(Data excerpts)
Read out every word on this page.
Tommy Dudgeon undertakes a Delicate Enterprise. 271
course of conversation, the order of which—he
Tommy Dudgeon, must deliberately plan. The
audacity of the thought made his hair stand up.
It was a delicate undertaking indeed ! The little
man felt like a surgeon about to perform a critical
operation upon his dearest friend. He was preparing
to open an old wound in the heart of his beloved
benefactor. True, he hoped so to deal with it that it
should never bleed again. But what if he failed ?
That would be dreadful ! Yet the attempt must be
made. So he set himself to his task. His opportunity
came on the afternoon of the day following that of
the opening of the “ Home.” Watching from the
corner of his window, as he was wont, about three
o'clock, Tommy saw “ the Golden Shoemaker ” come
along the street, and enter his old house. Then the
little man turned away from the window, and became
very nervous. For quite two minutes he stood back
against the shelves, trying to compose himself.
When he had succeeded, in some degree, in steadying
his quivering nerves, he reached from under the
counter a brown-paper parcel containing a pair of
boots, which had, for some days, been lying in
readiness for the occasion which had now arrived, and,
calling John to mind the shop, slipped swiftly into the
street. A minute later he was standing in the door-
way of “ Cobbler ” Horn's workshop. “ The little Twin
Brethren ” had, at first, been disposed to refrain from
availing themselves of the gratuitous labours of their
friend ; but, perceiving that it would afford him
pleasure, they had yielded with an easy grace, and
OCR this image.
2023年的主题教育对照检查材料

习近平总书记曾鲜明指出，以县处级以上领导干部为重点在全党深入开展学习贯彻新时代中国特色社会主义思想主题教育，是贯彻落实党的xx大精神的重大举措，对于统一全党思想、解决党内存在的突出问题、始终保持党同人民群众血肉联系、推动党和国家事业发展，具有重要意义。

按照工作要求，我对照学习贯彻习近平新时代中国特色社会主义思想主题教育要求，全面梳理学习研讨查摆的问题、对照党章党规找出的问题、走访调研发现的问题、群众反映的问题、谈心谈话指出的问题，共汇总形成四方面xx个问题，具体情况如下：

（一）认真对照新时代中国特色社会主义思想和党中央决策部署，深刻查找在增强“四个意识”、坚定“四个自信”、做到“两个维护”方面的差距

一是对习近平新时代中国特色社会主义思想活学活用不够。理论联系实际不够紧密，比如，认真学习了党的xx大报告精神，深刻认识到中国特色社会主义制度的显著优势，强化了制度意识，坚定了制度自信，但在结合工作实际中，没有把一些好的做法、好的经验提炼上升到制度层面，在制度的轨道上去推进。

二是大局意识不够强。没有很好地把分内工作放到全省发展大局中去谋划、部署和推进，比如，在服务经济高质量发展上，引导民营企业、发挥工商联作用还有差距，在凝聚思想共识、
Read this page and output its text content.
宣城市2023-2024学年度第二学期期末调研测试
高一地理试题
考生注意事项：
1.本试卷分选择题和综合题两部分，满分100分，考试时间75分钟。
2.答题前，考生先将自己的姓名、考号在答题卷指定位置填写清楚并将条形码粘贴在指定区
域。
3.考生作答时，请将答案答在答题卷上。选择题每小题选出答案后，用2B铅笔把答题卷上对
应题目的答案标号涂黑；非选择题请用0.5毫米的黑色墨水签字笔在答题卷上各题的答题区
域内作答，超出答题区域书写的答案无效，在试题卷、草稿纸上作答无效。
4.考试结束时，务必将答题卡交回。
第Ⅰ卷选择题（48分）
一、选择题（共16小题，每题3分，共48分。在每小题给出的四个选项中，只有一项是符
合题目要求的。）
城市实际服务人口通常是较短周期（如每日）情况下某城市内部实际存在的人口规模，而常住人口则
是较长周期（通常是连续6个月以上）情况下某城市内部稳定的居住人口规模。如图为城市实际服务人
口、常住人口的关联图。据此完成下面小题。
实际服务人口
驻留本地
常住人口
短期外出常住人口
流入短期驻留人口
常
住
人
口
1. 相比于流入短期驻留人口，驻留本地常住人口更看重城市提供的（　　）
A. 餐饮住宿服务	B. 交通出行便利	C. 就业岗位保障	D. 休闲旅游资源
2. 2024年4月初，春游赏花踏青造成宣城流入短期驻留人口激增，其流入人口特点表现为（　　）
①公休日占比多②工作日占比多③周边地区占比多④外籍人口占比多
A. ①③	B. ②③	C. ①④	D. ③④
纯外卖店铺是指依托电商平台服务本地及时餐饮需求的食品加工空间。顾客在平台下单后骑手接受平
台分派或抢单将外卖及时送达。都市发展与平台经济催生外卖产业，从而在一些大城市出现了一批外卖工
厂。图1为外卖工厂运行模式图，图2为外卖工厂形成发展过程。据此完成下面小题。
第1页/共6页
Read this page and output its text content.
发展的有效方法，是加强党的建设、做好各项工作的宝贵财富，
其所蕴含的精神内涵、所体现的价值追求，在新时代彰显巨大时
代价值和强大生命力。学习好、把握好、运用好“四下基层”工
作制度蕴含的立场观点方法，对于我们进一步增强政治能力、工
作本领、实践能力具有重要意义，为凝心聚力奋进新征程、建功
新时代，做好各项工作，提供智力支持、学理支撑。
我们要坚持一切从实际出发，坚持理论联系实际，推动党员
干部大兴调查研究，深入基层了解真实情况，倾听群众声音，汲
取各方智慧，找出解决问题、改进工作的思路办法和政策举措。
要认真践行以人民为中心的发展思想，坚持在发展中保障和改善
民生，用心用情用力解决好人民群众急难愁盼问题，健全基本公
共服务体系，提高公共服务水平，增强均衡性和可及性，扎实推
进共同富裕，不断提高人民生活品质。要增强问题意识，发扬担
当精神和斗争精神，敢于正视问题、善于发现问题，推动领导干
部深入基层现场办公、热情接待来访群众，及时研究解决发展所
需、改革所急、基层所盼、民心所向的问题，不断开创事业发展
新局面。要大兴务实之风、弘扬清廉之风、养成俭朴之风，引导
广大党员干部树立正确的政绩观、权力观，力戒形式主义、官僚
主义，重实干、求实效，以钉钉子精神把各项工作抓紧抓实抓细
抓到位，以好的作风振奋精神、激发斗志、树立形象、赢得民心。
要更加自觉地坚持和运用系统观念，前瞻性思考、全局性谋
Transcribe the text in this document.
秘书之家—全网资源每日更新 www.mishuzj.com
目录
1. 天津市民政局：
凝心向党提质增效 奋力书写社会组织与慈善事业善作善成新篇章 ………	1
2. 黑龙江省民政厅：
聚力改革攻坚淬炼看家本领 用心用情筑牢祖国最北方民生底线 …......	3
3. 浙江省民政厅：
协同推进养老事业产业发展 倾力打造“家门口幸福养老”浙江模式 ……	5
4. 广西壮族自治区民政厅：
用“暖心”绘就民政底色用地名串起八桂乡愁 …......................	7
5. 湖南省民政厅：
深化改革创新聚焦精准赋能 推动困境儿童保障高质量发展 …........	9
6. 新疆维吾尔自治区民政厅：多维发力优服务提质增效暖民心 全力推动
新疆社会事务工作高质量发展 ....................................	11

* _EXERCISE PROMPT_:
Give only the number of lines in the material above that hold the word "some".

* _OUTPUT FOR THIS TASK_:
2